§ **TASK PROMPT**: Output every entry exactly as written, but omit the pictures.

§ **MATERIAL**:

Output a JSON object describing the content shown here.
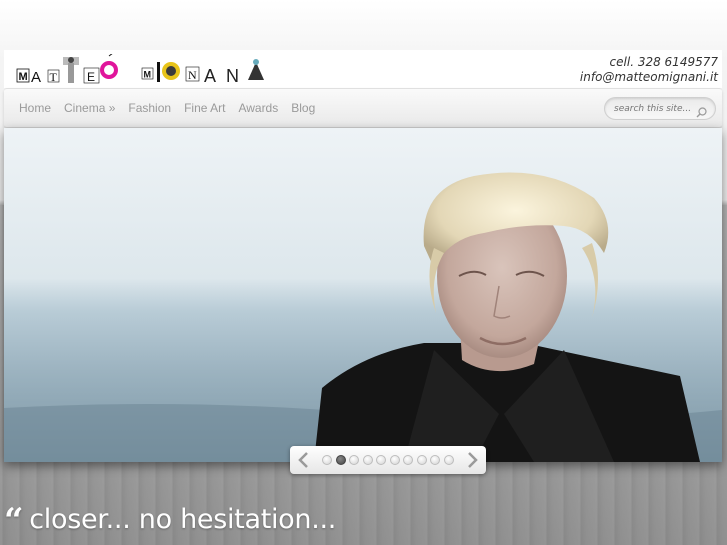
{
  "header": {
    "logo_text": "MATTEO MIGNANI",
    "phone": "cell. 328 6149577",
    "email": "info@matteomignani.it"
  },
  "nav": {
    "items": [
      {
        "label": "Home"
      },
      {
        "label": "Cinema »"
      },
      {
        "label": "Fashion"
      },
      {
        "label": "Fine Art"
      },
      {
        "label": "Awards"
      },
      {
        "label": "Blog"
      }
    ]
  },
  "search": {
    "placeholder": "search this site..."
  },
  "slider": {
    "slide_count": 10,
    "active_index": 1
  },
  "quote": {
    "open_mark": "“",
    "text": "closer... no hesitation..."
  },
  "colors": {
    "nav_text": "#9a9a9a",
    "logo_magenta": "#e0159b",
    "logo_yellow": "#e8c41a"
  }
}
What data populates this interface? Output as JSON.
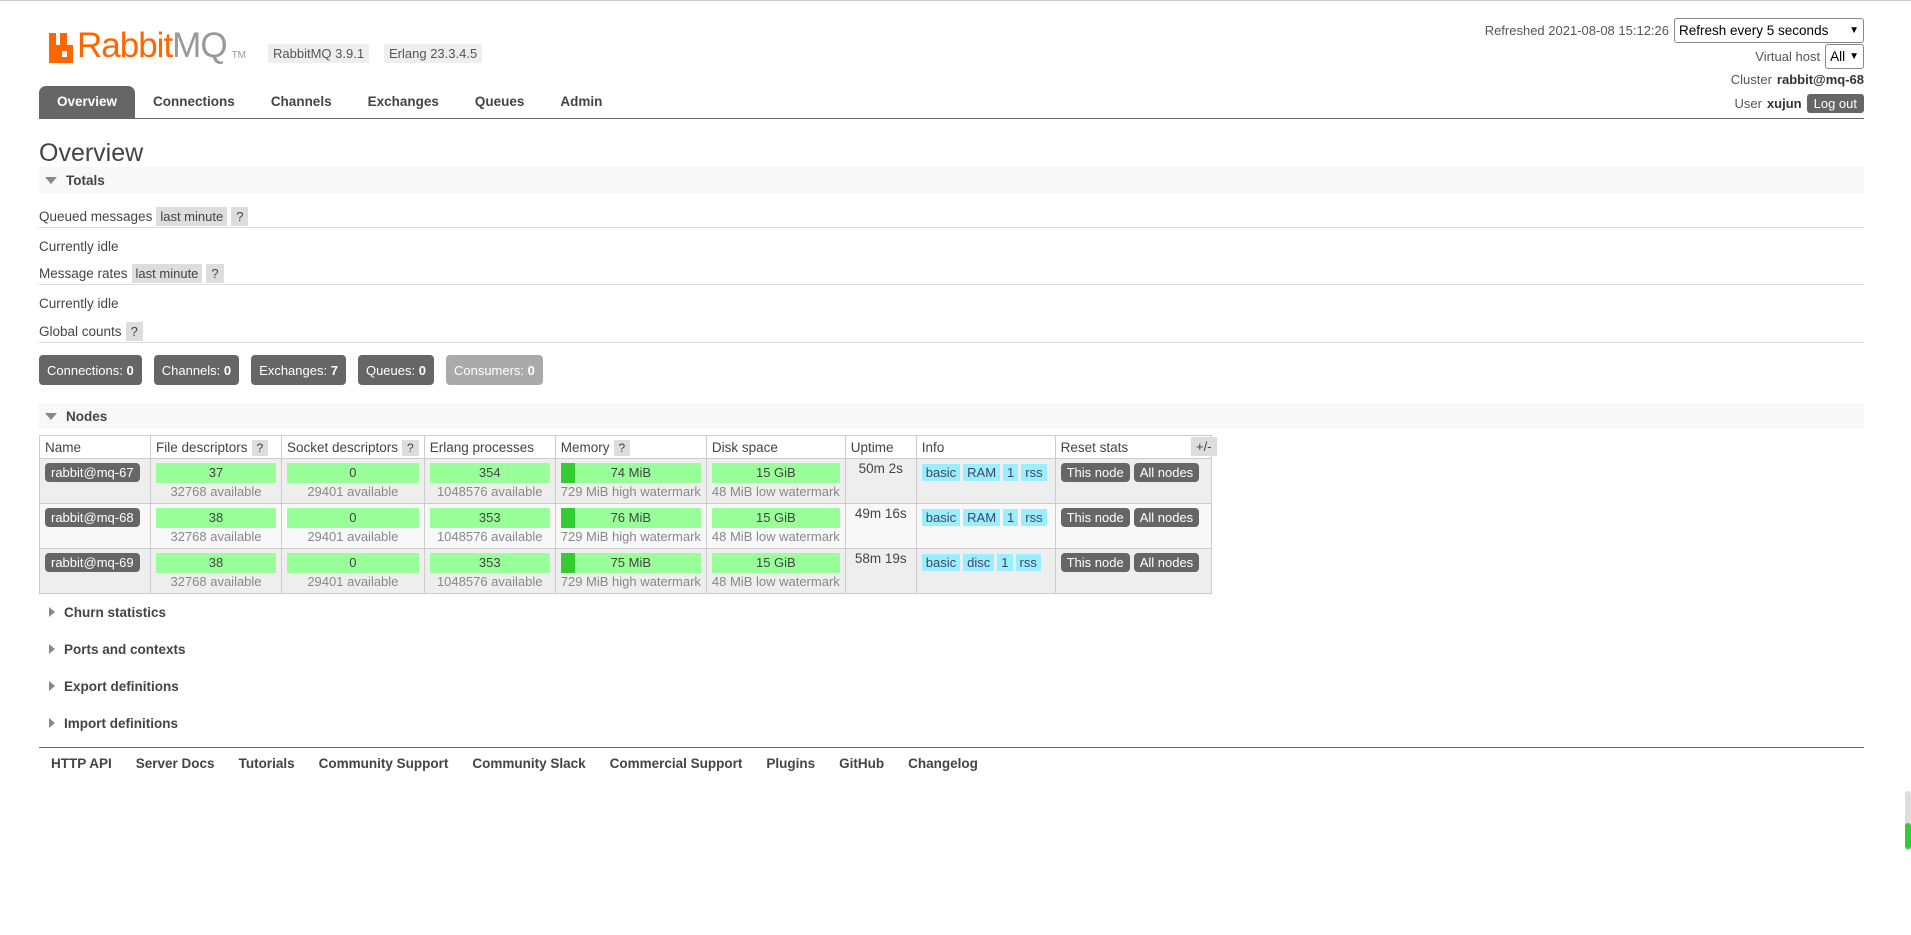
{
  "header": {
    "logo_r": "Rabbit",
    "logo_m": "MQ",
    "logo_tm": "TM",
    "version": "RabbitMQ 3.9.1",
    "erlang": "Erlang 23.3.4.5",
    "refreshed_label": "Refreshed 2021-08-08 15:12:26",
    "refresh_select": "Refresh every 5 seconds",
    "vhost_label": "Virtual host",
    "vhost_select": "All",
    "cluster_label": "Cluster",
    "cluster_value": "rabbit@mq-68",
    "user_label": "User",
    "user_value": "xujun",
    "logout_label": "Log out"
  },
  "tabs": [
    "Overview",
    "Connections",
    "Channels",
    "Exchanges",
    "Queues",
    "Admin"
  ],
  "page_title": "Overview",
  "totals": {
    "header": "Totals",
    "queued_label": "Queued messages",
    "queued_chip": "last minute",
    "qmark": "?",
    "idle1": "Currently idle",
    "rates_label": "Message rates",
    "rates_chip": "last minute",
    "idle2": "Currently idle",
    "global_label": "Global counts"
  },
  "counts": [
    {
      "label": "Connections:",
      "value": "0"
    },
    {
      "label": "Channels:",
      "value": "0"
    },
    {
      "label": "Exchanges:",
      "value": "7"
    },
    {
      "label": "Queues:",
      "value": "0"
    },
    {
      "label": "Consumers:",
      "value": "0"
    }
  ],
  "nodes": {
    "header": "Nodes",
    "columns": [
      "Name",
      "File descriptors",
      "Socket descriptors",
      "Erlang processes",
      "Memory",
      "Disk space",
      "Uptime",
      "Info",
      "Reset stats"
    ],
    "plusminus": "+/-",
    "rows": [
      {
        "name": "rabbit@mq-67",
        "fd": "37",
        "fd_avail": "32768 available",
        "sd": "0",
        "sd_avail": "29401 available",
        "ep": "354",
        "ep_avail": "1048576 available",
        "mem": "74 MiB",
        "mem_fraction": 0.1,
        "mem_sub": "729 MiB high watermark",
        "disk": "15 GiB",
        "disk_sub": "48 MiB low watermark",
        "uptime": "50m 2s",
        "info": [
          "basic",
          "RAM",
          "1",
          "rss"
        ],
        "btn1": "This node",
        "btn2": "All nodes"
      },
      {
        "name": "rabbit@mq-68",
        "fd": "38",
        "fd_avail": "32768 available",
        "sd": "0",
        "sd_avail": "29401 available",
        "ep": "353",
        "ep_avail": "1048576 available",
        "mem": "76 MiB",
        "mem_fraction": 0.1,
        "mem_sub": "729 MiB high watermark",
        "disk": "15 GiB",
        "disk_sub": "48 MiB low watermark",
        "uptime": "49m 16s",
        "info": [
          "basic",
          "RAM",
          "1",
          "rss"
        ],
        "btn1": "This node",
        "btn2": "All nodes"
      },
      {
        "name": "rabbit@mq-69",
        "fd": "38",
        "fd_avail": "32768 available",
        "sd": "0",
        "sd_avail": "29401 available",
        "ep": "353",
        "ep_avail": "1048576 available",
        "mem": "75 MiB",
        "mem_fraction": 0.1,
        "mem_sub": "729 MiB high watermark",
        "disk": "15 GiB",
        "disk_sub": "48 MiB low watermark",
        "uptime": "58m 19s",
        "info": [
          "basic",
          "disc",
          "1",
          "rss"
        ],
        "btn1": "This node",
        "btn2": "All nodes"
      }
    ]
  },
  "collapsed_sections": [
    "Churn statistics",
    "Ports and contexts",
    "Export definitions",
    "Import definitions"
  ],
  "footer_links": [
    "HTTP API",
    "Server Docs",
    "Tutorials",
    "Community Support",
    "Community Slack",
    "Commercial Support",
    "Plugins",
    "GitHub",
    "Changelog"
  ],
  "colors": {
    "brand": "#ff6600",
    "bar_green": "#99ff99",
    "tag_blue": "#99eeff",
    "button_grey": "#666666"
  }
}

§ **SOLUTION BELOW**:
Output a JSON object describing the content shown here.
{
  "header": {
    "logo_text": "MATTEO MIGNANI",
    "phone": "cell. 328 6149577",
    "email": "info@matteomignani.it"
  },
  "nav": {
    "items": [
      {
        "label": "Home"
      },
      {
        "label": "Cinema »"
      },
      {
        "label": "Fashion"
      },
      {
        "label": "Fine Art"
      },
      {
        "label": "Awards"
      },
      {
        "label": "Blog"
      }
    ]
  },
  "search": {
    "placeholder": "search this site..."
  },
  "slider": {
    "slide_count": 10,
    "active_index": 1
  },
  "quote": {
    "open_mark": "“",
    "text": "closer... no hesitation..."
  },
  "colors": {
    "nav_text": "#9a9a9a",
    "logo_magenta": "#e0159b",
    "logo_yellow": "#e8c41a"
  }
}
What data populates this interface? Output as JSON.
{
  "header": {
    "logo_r": "Rabbit",
    "logo_m": "MQ",
    "logo_tm": "TM",
    "version": "RabbitMQ 3.9.1",
    "erlang": "Erlang 23.3.4.5",
    "refreshed_label": "Refreshed 2021-08-08 15:12:26",
    "refresh_select": "Refresh every 5 seconds",
    "vhost_label": "Virtual host",
    "vhost_select": "All",
    "cluster_label": "Cluster",
    "cluster_value": "rabbit@mq-68",
    "user_label": "User",
    "user_value": "xujun",
    "logout_label": "Log out"
  },
  "tabs": [
    "Overview",
    "Connections",
    "Channels",
    "Exchanges",
    "Queues",
    "Admin"
  ],
  "page_title": "Overview",
  "totals": {
    "header": "Totals",
    "queued_label": "Queued messages",
    "queued_chip": "last minute",
    "qmark": "?",
    "idle1": "Currently idle",
    "rates_label": "Message rates",
    "rates_chip": "last minute",
    "idle2": "Currently idle",
    "global_label": "Global counts"
  },
  "counts": [
    {
      "label": "Connections:",
      "value": "0"
    },
    {
      "label": "Channels:",
      "value": "0"
    },
    {
      "label": "Exchanges:",
      "value": "7"
    },
    {
      "label": "Queues:",
      "value": "0"
    },
    {
      "label": "Consumers:",
      "value": "0"
    }
  ],
  "nodes": {
    "header": "Nodes",
    "columns": [
      "Name",
      "File descriptors",
      "Socket descriptors",
      "Erlang processes",
      "Memory",
      "Disk space",
      "Uptime",
      "Info",
      "Reset stats"
    ],
    "plusminus": "+/-",
    "rows": [
      {
        "name": "rabbit@mq-67",
        "fd": "37",
        "fd_avail": "32768 available",
        "sd": "0",
        "sd_avail": "29401 available",
        "ep": "354",
        "ep_avail": "1048576 available",
        "mem": "74 MiB",
        "mem_fraction": 0.1,
        "mem_sub": "729 MiB high watermark",
        "disk": "15 GiB",
        "disk_sub": "48 MiB low watermark",
        "uptime": "50m 2s",
        "info": [
          "basic",
          "RAM",
          "1",
          "rss"
        ],
        "btn1": "This node",
        "btn2": "All nodes"
      },
      {
        "name": "rabbit@mq-68",
        "fd": "38",
        "fd_avail": "32768 available",
        "sd": "0",
        "sd_avail": "29401 available",
        "ep": "353",
        "ep_avail": "1048576 available",
        "mem": "76 MiB",
        "mem_fraction": 0.1,
        "mem_sub": "729 MiB high watermark",
        "disk": "15 GiB",
        "disk_sub": "48 MiB low watermark",
        "uptime": "49m 16s",
        "info": [
          "basic",
          "RAM",
          "1",
          "rss"
        ],
        "btn1": "This node",
        "btn2": "All nodes"
      },
      {
        "name": "rabbit@mq-69",
        "fd": "38",
        "fd_avail": "32768 available",
        "sd": "0",
        "sd_avail": "29401 available",
        "ep": "353",
        "ep_avail": "1048576 available",
        "mem": "75 MiB",
        "mem_fraction": 0.1,
        "mem_sub": "729 MiB high watermark",
        "disk": "15 GiB",
        "disk_sub": "48 MiB low watermark",
        "uptime": "58m 19s",
        "info": [
          "basic",
          "disc",
          "1",
          "rss"
        ],
        "btn1": "This node",
        "btn2": "All nodes"
      }
    ]
  },
  "collapsed_sections": [
    "Churn statistics",
    "Ports and contexts",
    "Export definitions",
    "Import definitions"
  ],
  "footer_links": [
    "HTTP API",
    "Server Docs",
    "Tutorials",
    "Community Support",
    "Community Slack",
    "Commercial Support",
    "Plugins",
    "GitHub",
    "Changelog"
  ],
  "colors": {
    "brand": "#ff6600",
    "bar_green": "#99ff99",
    "tag_blue": "#99eeff",
    "button_grey": "#666666"
  }
}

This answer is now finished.